GOAL OF THE EXERCISE: Reproduce all the entries precisely.

DATA ROWS:

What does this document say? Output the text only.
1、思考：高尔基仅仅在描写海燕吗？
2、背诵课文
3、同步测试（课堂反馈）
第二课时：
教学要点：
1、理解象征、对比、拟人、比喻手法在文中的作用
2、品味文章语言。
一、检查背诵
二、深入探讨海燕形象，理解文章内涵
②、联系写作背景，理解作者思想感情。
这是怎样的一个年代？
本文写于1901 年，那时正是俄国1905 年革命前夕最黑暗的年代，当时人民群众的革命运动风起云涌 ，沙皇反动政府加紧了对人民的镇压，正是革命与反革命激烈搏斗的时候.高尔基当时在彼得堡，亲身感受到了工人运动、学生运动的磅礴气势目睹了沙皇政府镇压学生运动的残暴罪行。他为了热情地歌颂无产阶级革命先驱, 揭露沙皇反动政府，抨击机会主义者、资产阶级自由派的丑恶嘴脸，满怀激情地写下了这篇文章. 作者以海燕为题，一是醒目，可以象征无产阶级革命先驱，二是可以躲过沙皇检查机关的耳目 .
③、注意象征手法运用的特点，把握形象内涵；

EXPECTED ANSWER:
What does this document say? Output the text only.
1、思考：高尔基仅仅在描写海燕吗？
2、背诵课文
3、同步测试（课堂反馈）
第二课时：
教学要点：
1、理解象征、对比、拟人、比喻手法在文中的作用
2、品味文章语言。
一、检查背诵
二、深入探讨海燕形象，理解文章内涵
②、联系写作背景，理解作者思想感情。
这是怎样的一个年代？
本文写于1901 年，那时正是俄国1905 年革命前夕最黑暗的年代，当时人民群众的革命运动风起云涌 ，沙皇反动政府加紧了对人民的镇压，正是革命与反革命激烈搏斗的时候.高尔基当时在彼得堡，亲身感受到了工人运动、学生运动的磅礴气势目睹了沙皇政府镇压学生运动的残暴罪行。他为了热情地歌颂无产阶级革命先驱, 揭露沙皇反动政府，抨击机会主义者、资产阶级自由派的丑恶嘴脸，满怀激情地写下了这篇文章. 作者以海燕为题，一是醒目，可以象征无产阶级革命先驱，二是可以躲过沙皇检查机关的耳目 .
③、注意象征手法运用的特点，把握形象内涵；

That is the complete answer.